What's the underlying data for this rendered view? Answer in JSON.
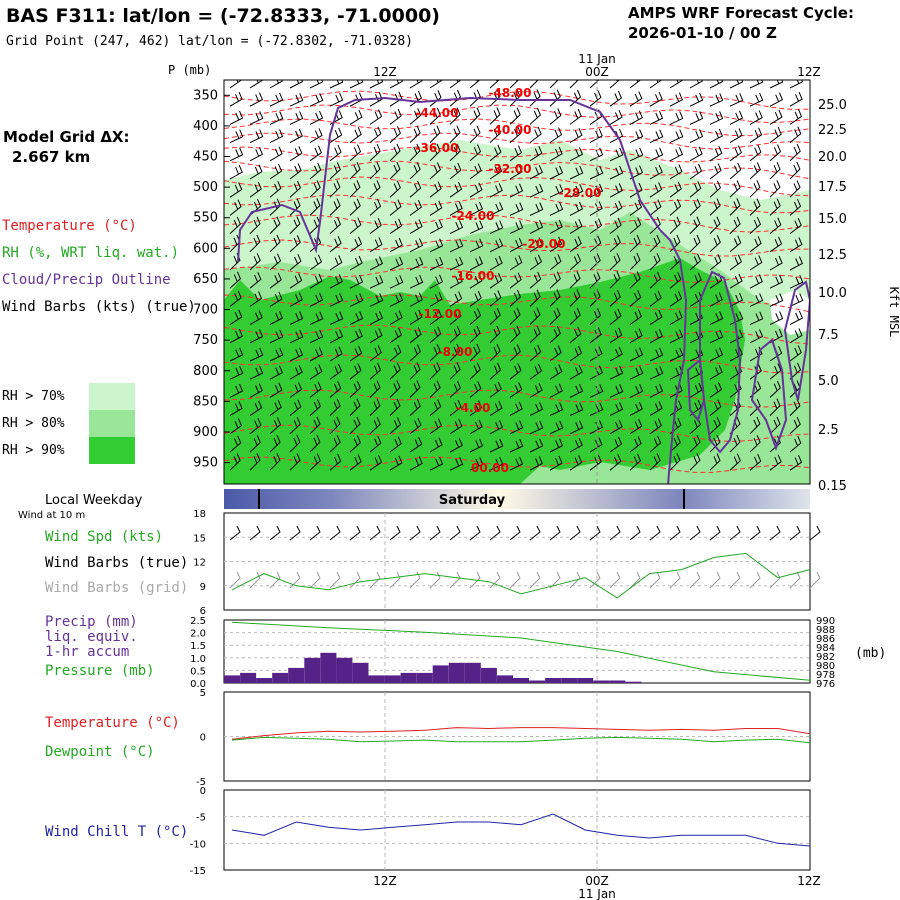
{
  "header": {
    "title": "BAS F311:  lat/lon = (-72.8333, -71.0000)",
    "subtitle": "Grid Point (247, 462) lat/lon = (-72.8302, -71.0328)",
    "cycle_line1": "AMPS WRF Forecast Cycle:",
    "cycle_line2": "2026-01-10 / 00  Z",
    "model_grid_label": "Model Grid ΔX:",
    "model_grid_value": "2.667 km"
  },
  "legend": {
    "temperature": "Temperature (°C)",
    "rh": "RH (%, WRT liq. wat.)",
    "cloud": "Cloud/Precip Outline",
    "wind": "Wind Barbs (kts) (true)",
    "rh70": "RH > 70%",
    "rh80": "RH > 80%",
    "rh90": "RH > 90%"
  },
  "colors": {
    "temperature": "#ff0000",
    "rh70": "#ccf5cc",
    "rh80": "#99e699",
    "rh90": "#33cc33",
    "cloud": "#663399",
    "pressure": "#00aa00",
    "dewpoint": "#00aa00",
    "windchill": "#0000aa",
    "precip": "#552288",
    "weekday_band": "#4a5aa8"
  },
  "time_axis": {
    "top_date": "11 Jan",
    "bottom_date": "11 Jan",
    "ticks": [
      "12Z",
      "00Z",
      "12Z"
    ]
  },
  "weekday": {
    "label": "Local Weekday",
    "day": "Saturday",
    "wind_note": "Wind at 10 m"
  },
  "panel_labels": {
    "wspd": "Wind Spd (kts)",
    "barbs_true": "Wind Barbs (true)",
    "barbs_grid": "Wind Barbs (grid)",
    "precip1": "Precip (mm)",
    "precip2": "liq. equiv.",
    "precip3": "1-hr accum",
    "pressure": "Pressure (mb)",
    "pressure_unit": "(mb)",
    "temperature": "Temperature (°C)",
    "dewpoint": "Dewpoint (°C)",
    "windchill": "Wind Chill T (°C)"
  },
  "chart_data": [
    {
      "type": "area",
      "name": "time-height cross section",
      "ylabel": "P (mb)",
      "y2label": "Kft MSL",
      "p_ticks": [
        350,
        400,
        450,
        500,
        550,
        600,
        650,
        700,
        750,
        800,
        850,
        900,
        950
      ],
      "kft_ticks": [
        "25.0",
        "22.5",
        "20.0",
        "17.5",
        "15.0",
        "12.5",
        "10.0",
        "7.5",
        "5.0",
        "2.5",
        "0.15"
      ],
      "temperature_labels": [
        "-48.00",
        "-44.00",
        "-40.00",
        "-36.00",
        "-32.00",
        "-28.00",
        "-24.00",
        "-20.00",
        "-16.00",
        "-12.00",
        "-8.00",
        "-4.00",
        "00.00"
      ]
    },
    {
      "type": "line",
      "name": "10 m wind speed",
      "ylabel": "Wind Spd (kts)",
      "yticks": [
        18,
        15,
        12,
        9,
        6
      ],
      "ylim": [
        6,
        18
      ],
      "x_hours": [
        0,
        2,
        4,
        6,
        8,
        10,
        12,
        14,
        16,
        18,
        20,
        22,
        24,
        26,
        28,
        30,
        32,
        34,
        36
      ],
      "values": [
        8.5,
        10.5,
        9.0,
        8.5,
        9.5,
        10.0,
        10.5,
        10.0,
        9.5,
        8.0,
        9.0,
        10.0,
        7.5,
        10.5,
        11.0,
        12.5,
        13.0,
        10.0,
        11.0
      ]
    },
    {
      "type": "bar",
      "name": "precip and pressure",
      "ylabel": "Precip (mm)",
      "yticks": [
        "2.5",
        "2.0",
        "1.5",
        "1.0",
        "0.5",
        "0.0"
      ],
      "ylim": [
        0,
        2.5
      ],
      "y2ticks": [
        990,
        988,
        986,
        984,
        982,
        980,
        978,
        976
      ],
      "y2lim": [
        976,
        990
      ],
      "precip_hours": [
        0,
        1,
        2,
        3,
        4,
        5,
        6,
        7,
        8,
        9,
        10,
        11,
        12,
        13,
        14,
        15,
        16,
        17,
        18,
        19,
        20,
        21,
        22,
        23,
        24,
        25
      ],
      "precip_values": [
        0.3,
        0.4,
        0.2,
        0.4,
        0.6,
        1.0,
        1.2,
        1.0,
        0.8,
        0.3,
        0.3,
        0.4,
        0.4,
        0.7,
        0.8,
        0.8,
        0.6,
        0.3,
        0.2,
        0.1,
        0.2,
        0.2,
        0.2,
        0.1,
        0.1,
        0.05
      ],
      "pressure_hours": [
        0,
        6,
        12,
        18,
        24,
        30,
        36
      ],
      "pressure_values": [
        989.5,
        988.3,
        987.3,
        986.0,
        983.0,
        978.5,
        976.6
      ]
    },
    {
      "type": "line",
      "name": "temperature and dewpoint",
      "yticks": [
        5,
        0,
        -5
      ],
      "ylim": [
        -5,
        5
      ],
      "x_hours": [
        0,
        2,
        4,
        6,
        8,
        10,
        12,
        14,
        16,
        18,
        20,
        22,
        24,
        26,
        28,
        30,
        32,
        34,
        36
      ],
      "series": [
        {
          "name": "Temperature (°C)",
          "values": [
            -0.3,
            0.1,
            0.4,
            0.6,
            0.5,
            0.6,
            0.7,
            1.0,
            0.9,
            1.0,
            1.0,
            0.9,
            0.8,
            0.7,
            0.8,
            0.7,
            0.9,
            0.9,
            0.3
          ]
        },
        {
          "name": "Dewpoint (°C)",
          "values": [
            -0.4,
            -0.1,
            -0.2,
            -0.3,
            -0.6,
            -0.5,
            -0.4,
            -0.6,
            -0.6,
            -0.6,
            -0.4,
            -0.2,
            -0.1,
            -0.2,
            -0.3,
            -0.6,
            -0.4,
            -0.3,
            -0.7
          ]
        }
      ]
    },
    {
      "type": "line",
      "name": "wind chill",
      "ylabel": "Wind Chill T (°C)",
      "yticks": [
        0,
        -5,
        -10,
        -15
      ],
      "ylim": [
        -15,
        0
      ],
      "x_hours": [
        0,
        2,
        4,
        6,
        8,
        10,
        12,
        14,
        16,
        18,
        20,
        22,
        24,
        26,
        28,
        30,
        32,
        34,
        36
      ],
      "values": [
        -7.5,
        -8.5,
        -6.0,
        -7.0,
        -7.5,
        -7.0,
        -6.5,
        -6.0,
        -6.0,
        -6.5,
        -4.5,
        -7.5,
        -8.5,
        -9.0,
        -8.5,
        -8.5,
        -8.5,
        -10.0,
        -10.5
      ]
    }
  ]
}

____________________

Copy each line from the records above that includes the string "windchill".

    "windchill": "#0000aa",
    "windchill": "Wind Chill T (°C)"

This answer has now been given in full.